Directions: Locate every line in the records below that contains the word "value", and copy each one.

[Dataset excerpt]
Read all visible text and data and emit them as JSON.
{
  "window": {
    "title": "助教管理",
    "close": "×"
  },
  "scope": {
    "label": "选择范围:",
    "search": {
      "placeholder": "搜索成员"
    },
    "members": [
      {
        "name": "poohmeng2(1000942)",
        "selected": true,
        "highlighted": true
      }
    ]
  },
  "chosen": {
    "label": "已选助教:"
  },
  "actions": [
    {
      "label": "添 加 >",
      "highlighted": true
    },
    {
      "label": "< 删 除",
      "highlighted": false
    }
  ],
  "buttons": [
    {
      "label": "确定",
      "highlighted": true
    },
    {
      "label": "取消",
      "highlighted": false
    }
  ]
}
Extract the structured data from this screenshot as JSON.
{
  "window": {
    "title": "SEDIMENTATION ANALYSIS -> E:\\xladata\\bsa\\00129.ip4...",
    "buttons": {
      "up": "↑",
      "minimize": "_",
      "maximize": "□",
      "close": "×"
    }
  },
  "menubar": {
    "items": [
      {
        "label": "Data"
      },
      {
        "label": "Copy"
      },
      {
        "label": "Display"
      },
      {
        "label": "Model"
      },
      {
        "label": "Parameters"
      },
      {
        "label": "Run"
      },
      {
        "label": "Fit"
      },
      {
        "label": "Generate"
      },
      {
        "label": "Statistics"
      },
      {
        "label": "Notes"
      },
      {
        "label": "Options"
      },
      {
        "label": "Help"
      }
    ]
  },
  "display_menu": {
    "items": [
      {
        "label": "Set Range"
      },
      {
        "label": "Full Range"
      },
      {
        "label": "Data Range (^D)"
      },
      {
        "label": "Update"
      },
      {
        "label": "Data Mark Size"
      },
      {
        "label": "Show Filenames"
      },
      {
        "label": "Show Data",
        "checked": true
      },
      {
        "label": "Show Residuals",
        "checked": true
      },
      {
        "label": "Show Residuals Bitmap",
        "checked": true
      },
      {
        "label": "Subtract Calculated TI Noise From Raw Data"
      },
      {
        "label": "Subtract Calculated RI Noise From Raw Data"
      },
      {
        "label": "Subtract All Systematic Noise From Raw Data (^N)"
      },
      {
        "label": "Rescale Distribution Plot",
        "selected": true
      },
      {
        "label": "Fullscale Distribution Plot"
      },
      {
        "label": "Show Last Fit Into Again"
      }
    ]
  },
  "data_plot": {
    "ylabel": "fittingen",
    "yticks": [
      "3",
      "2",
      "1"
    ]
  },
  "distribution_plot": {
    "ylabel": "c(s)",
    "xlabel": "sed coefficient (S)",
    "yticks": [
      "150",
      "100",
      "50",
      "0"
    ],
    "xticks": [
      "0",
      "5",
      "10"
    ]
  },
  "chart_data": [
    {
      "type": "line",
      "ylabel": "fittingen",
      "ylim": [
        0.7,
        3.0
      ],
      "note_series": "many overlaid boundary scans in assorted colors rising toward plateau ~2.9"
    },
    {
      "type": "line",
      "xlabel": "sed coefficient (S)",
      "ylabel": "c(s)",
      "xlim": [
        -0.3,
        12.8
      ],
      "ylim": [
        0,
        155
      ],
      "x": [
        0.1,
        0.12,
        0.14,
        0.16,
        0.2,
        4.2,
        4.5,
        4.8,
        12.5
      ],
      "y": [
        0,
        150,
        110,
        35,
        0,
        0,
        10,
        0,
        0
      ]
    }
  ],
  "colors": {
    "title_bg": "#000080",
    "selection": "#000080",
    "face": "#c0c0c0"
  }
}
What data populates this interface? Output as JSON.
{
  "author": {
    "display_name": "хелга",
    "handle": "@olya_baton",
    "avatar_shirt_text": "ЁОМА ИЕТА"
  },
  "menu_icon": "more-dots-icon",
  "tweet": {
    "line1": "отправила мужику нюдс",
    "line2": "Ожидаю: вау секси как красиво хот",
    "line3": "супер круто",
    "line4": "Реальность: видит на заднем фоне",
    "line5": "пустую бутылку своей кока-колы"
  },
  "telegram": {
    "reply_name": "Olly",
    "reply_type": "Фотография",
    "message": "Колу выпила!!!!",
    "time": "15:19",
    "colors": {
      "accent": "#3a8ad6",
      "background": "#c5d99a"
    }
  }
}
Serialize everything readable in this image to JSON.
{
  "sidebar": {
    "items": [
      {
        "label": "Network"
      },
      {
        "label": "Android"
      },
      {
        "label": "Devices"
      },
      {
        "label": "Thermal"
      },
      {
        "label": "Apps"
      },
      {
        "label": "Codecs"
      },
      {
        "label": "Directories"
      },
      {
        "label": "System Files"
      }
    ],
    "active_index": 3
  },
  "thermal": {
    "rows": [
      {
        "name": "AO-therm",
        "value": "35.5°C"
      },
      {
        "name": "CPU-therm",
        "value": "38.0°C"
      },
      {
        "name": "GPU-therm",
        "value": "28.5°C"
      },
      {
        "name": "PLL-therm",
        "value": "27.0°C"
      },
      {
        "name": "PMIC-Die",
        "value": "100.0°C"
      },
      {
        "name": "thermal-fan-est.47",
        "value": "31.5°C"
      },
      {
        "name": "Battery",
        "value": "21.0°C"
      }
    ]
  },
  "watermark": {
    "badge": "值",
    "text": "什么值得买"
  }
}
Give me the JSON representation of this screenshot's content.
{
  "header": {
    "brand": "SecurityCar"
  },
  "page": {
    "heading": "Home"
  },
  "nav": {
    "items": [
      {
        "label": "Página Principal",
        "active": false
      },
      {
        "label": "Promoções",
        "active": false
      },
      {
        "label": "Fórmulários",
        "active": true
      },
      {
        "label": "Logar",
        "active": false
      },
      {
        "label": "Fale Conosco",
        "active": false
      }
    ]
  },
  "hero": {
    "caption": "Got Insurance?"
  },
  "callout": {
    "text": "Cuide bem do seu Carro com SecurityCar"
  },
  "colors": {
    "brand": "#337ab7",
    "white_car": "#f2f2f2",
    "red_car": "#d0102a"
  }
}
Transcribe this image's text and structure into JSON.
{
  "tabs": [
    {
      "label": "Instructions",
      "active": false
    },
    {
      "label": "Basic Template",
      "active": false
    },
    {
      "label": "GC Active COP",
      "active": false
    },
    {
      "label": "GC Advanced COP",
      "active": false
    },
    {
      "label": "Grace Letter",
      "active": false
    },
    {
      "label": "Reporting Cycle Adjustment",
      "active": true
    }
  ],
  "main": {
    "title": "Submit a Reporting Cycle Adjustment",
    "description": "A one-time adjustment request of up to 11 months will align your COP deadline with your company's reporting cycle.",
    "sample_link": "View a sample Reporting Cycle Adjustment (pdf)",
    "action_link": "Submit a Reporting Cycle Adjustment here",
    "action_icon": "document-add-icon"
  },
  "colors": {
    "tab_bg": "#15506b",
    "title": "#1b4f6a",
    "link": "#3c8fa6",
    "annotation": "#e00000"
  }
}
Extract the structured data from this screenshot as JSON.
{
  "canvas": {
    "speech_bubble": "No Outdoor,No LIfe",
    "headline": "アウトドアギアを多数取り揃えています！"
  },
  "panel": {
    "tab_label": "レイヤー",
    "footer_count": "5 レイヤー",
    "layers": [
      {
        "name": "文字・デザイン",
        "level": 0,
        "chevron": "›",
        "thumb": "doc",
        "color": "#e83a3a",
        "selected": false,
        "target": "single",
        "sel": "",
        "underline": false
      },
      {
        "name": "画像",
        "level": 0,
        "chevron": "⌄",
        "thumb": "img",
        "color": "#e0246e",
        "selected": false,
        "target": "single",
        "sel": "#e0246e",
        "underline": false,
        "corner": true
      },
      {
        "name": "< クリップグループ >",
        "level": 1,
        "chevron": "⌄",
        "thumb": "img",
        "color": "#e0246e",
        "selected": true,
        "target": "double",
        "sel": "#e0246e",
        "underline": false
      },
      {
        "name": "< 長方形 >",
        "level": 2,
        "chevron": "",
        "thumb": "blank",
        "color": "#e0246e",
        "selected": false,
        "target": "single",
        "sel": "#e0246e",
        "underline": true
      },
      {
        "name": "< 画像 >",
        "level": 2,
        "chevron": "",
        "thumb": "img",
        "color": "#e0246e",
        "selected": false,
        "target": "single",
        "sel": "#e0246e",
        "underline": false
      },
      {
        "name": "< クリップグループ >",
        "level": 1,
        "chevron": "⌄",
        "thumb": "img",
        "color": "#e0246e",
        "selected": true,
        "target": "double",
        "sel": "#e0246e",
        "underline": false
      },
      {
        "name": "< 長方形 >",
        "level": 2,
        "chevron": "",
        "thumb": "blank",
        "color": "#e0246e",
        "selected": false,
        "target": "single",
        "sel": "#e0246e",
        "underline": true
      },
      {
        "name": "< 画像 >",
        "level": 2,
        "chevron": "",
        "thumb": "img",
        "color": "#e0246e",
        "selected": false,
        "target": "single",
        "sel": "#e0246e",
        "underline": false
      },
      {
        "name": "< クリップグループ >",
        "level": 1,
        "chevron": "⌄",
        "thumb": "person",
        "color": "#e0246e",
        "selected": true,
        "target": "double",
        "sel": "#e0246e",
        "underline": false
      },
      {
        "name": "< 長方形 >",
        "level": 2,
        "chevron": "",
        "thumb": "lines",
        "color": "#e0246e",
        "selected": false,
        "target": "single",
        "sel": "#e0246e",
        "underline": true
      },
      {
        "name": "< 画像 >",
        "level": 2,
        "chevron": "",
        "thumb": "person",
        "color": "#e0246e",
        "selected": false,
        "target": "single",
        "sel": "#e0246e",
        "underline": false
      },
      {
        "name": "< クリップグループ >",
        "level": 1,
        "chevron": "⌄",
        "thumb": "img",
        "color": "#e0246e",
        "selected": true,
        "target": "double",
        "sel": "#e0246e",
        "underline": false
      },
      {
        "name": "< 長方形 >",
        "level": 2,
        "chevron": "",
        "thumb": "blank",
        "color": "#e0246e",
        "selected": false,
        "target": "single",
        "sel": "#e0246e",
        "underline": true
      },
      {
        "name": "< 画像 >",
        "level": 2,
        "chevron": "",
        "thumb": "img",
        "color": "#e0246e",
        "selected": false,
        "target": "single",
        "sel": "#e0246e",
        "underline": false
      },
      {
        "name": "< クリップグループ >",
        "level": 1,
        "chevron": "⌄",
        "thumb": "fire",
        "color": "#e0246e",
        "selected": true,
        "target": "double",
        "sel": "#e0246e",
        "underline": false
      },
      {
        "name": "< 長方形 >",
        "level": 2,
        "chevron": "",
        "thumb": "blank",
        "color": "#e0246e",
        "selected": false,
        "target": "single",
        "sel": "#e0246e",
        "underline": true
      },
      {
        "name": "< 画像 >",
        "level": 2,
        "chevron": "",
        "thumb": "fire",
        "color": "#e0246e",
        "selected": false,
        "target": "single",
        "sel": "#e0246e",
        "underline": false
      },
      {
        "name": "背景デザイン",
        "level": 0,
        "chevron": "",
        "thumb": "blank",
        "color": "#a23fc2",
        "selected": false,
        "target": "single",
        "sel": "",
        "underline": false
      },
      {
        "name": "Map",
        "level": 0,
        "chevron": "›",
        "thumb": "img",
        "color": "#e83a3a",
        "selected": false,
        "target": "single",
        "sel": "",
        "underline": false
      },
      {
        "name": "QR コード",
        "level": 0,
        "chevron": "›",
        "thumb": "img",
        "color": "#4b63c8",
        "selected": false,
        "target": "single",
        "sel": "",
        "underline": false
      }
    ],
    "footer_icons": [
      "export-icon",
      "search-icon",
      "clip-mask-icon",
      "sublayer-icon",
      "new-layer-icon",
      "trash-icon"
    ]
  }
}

Written answer:
        "value": "35.5°C"
        "value": "38.0°C"
        "value": "28.5°C"
        "value": "27.0°C"
        "value": "100.0°C"
        "value": "31.5°C"
        "value": "21.0°C"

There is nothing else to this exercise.